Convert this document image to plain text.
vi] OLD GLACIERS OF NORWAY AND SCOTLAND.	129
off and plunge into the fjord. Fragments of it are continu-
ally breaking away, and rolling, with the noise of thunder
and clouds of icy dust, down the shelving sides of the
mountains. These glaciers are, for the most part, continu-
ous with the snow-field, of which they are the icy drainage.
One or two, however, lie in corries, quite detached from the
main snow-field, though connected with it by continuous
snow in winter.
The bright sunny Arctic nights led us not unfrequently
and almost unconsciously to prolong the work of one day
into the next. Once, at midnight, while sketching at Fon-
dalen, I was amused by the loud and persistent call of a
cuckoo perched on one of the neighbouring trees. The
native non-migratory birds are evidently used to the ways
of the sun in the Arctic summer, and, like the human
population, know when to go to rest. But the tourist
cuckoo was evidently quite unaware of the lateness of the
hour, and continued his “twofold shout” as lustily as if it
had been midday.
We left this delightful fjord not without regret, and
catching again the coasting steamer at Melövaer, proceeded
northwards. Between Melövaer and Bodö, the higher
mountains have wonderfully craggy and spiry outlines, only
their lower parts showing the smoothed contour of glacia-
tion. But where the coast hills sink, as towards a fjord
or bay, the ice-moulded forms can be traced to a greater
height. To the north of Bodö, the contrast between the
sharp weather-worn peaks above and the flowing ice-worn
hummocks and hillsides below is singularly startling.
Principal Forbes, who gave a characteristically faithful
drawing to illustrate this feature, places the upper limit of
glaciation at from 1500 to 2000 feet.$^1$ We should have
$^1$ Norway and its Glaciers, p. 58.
=-=-=
What is needed
Your task is to reproduce all of the records exactly.

Final answer
Convert this document image to plain text.
vi] OLD GLACIERS OF NORWAY AND SCOTLAND.	129
off and plunge into the fjord. Fragments of it are continu-
ally breaking away, and rolling, with the noise of thunder
and clouds of icy dust, down the shelving sides of the
mountains. These glaciers are, for the most part, continu-
ous with the snow-field, of which they are the icy drainage.
One or two, however, lie in corries, quite detached from the
main snow-field, though connected with it by continuous
snow in winter.
The bright sunny Arctic nights led us not unfrequently
and almost unconsciously to prolong the work of one day
into the next. Once, at midnight, while sketching at Fon-
dalen, I was amused by the loud and persistent call of a
cuckoo perched on one of the neighbouring trees. The
native non-migratory birds are evidently used to the ways
of the sun in the Arctic summer, and, like the human
population, know when to go to rest. But the tourist
cuckoo was evidently quite unaware of the lateness of the
hour, and continued his “twofold shout” as lustily as if it
had been midday.
We left this delightful fjord not without regret, and
catching again the coasting steamer at Melövaer, proceeded
northwards. Between Melövaer and Bodö, the higher
mountains have wonderfully craggy and spiry outlines, only
their lower parts showing the smoothed contour of glacia-
tion. But where the coast hills sink, as towards a fjord
or bay, the ice-moulded forms can be traced to a greater
height. To the north of Bodö, the contrast between the
sharp weather-worn peaks above and the flowing ice-worn
hummocks and hillsides below is singularly startling.
Principal Forbes, who gave a characteristically faithful
drawing to illustrate this feature, places the upper limit of
glaciation at from 1500 to 2000 feet.$^1$ We should have
$^1$ Norway and its Glaciers, p. 58.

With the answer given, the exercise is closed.